• MATERIAL TO PROCESS:
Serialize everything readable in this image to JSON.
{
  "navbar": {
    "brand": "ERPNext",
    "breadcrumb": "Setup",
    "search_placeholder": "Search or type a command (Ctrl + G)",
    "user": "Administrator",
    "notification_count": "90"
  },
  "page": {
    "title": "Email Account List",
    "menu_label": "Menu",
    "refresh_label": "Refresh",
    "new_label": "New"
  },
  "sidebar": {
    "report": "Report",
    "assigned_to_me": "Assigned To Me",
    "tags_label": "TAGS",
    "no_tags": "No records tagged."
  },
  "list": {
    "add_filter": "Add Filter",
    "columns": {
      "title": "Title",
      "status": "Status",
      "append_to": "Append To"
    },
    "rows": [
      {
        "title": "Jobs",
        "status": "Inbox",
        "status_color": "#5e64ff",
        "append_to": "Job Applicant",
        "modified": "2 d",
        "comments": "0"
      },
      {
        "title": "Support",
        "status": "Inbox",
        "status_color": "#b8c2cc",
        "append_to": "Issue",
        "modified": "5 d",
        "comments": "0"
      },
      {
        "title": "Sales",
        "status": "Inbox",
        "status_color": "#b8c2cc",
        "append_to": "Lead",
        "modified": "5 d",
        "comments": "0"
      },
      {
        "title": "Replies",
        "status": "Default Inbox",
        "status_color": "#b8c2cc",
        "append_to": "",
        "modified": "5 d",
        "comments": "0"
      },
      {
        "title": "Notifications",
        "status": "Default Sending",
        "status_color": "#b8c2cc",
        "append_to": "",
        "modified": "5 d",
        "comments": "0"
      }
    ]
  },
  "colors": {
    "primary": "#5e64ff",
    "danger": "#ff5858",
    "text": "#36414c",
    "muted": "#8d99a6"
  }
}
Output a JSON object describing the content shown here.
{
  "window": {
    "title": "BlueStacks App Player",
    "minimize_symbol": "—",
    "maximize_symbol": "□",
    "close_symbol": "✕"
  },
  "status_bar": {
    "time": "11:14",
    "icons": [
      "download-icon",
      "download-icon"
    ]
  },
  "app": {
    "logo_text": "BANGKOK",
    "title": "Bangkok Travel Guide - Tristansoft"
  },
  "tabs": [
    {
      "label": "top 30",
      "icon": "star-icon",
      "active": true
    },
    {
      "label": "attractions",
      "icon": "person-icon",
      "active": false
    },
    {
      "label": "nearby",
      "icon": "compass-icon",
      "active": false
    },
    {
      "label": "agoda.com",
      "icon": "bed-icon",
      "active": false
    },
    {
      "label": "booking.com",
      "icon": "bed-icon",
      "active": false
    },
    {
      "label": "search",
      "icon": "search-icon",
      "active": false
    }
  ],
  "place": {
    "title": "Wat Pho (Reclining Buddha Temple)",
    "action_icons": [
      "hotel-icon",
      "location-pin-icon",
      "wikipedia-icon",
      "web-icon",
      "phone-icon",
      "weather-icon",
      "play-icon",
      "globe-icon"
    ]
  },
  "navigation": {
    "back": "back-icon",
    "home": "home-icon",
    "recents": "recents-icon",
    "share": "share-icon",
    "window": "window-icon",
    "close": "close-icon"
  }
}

• DIRECTIONS: All lines from the one with "Output a JSON" through the final line above are to be quoted exactly; quote no other line.

• SOLUTION:
Output a JSON object describing the content shown here.
{
  "window": {
    "title": "BlueStacks App Player",
    "minimize_symbol": "—",
    "maximize_symbol": "□",
    "close_symbol": "✕"
  },
  "status_bar": {
    "time": "11:14",
    "icons": [
      "download-icon",
      "download-icon"
    ]
  },
  "app": {
    "logo_text": "BANGKOK",
    "title": "Bangkok Travel Guide - Tristansoft"
  },
  "tabs": [
    {
      "label": "top 30",
      "icon": "star-icon",
      "active": true
    },
    {
      "label": "attractions",
      "icon": "person-icon",
      "active": false
    },
    {
      "label": "nearby",
      "icon": "compass-icon",
      "active": false
    },
    {
      "label": "agoda.com",
      "icon": "bed-icon",
      "active": false
    },
    {
      "label": "booking.com",
      "icon": "bed-icon",
      "active": false
    },
    {
      "label": "search",
      "icon": "search-icon",
      "active": false
    }
  ],
  "place": {
    "title": "Wat Pho (Reclining Buddha Temple)",
    "action_icons": [
      "hotel-icon",
      "location-pin-icon",
      "wikipedia-icon",
      "web-icon",
      "phone-icon",
      "weather-icon",
      "play-icon",
      "globe-icon"
    ]
  },
  "navigation": {
    "back": "back-icon",
    "home": "home-icon",
    "recents": "recents-icon",
    "share": "share-icon",
    "window": "window-icon",
    "close": "close-icon"
  }
}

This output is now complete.